Each line that holds the word "牢记嘱托" counts once; report how many lines do so and nothing else.
** Start STORED ROWS **
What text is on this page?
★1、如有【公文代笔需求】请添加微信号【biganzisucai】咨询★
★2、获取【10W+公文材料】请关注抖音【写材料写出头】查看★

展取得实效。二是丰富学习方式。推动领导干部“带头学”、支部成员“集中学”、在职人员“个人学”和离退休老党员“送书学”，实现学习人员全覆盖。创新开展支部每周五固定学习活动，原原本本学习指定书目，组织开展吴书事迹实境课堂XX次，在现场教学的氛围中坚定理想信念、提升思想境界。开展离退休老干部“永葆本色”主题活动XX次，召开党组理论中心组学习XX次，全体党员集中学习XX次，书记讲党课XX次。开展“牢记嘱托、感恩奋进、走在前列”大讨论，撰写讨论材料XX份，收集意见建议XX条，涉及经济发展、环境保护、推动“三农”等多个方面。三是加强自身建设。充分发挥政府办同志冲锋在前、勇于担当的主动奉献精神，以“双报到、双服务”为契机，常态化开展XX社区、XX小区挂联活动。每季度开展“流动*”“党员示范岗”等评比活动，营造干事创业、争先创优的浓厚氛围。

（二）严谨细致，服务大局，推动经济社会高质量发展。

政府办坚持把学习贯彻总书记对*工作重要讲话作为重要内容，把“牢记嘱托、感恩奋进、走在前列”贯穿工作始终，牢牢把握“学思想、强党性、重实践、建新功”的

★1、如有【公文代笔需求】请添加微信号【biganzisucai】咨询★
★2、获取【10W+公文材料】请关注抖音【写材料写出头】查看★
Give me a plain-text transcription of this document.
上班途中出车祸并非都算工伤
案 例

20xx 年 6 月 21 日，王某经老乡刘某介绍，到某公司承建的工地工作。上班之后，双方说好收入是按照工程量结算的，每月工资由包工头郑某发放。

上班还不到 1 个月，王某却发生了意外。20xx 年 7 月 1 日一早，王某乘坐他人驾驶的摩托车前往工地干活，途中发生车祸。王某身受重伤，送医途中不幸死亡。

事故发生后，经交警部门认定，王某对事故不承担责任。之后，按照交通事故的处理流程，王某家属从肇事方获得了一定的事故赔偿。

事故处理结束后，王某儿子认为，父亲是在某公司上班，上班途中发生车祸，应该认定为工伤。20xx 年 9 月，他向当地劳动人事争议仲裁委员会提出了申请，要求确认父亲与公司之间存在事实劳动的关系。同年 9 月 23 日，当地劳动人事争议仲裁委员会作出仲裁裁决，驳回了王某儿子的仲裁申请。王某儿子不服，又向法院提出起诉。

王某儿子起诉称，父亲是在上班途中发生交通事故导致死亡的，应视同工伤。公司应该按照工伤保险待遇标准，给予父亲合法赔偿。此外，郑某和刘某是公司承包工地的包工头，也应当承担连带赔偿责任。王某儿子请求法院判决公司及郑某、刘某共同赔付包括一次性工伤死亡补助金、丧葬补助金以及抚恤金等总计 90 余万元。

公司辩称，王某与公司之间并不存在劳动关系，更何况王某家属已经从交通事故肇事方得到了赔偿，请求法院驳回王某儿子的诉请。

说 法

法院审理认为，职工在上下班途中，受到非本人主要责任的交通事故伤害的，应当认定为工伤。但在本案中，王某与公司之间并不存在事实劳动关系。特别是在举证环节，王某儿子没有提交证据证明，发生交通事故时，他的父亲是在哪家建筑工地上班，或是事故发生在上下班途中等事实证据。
** End STORED ROWS **
FULL OUTPUT:
2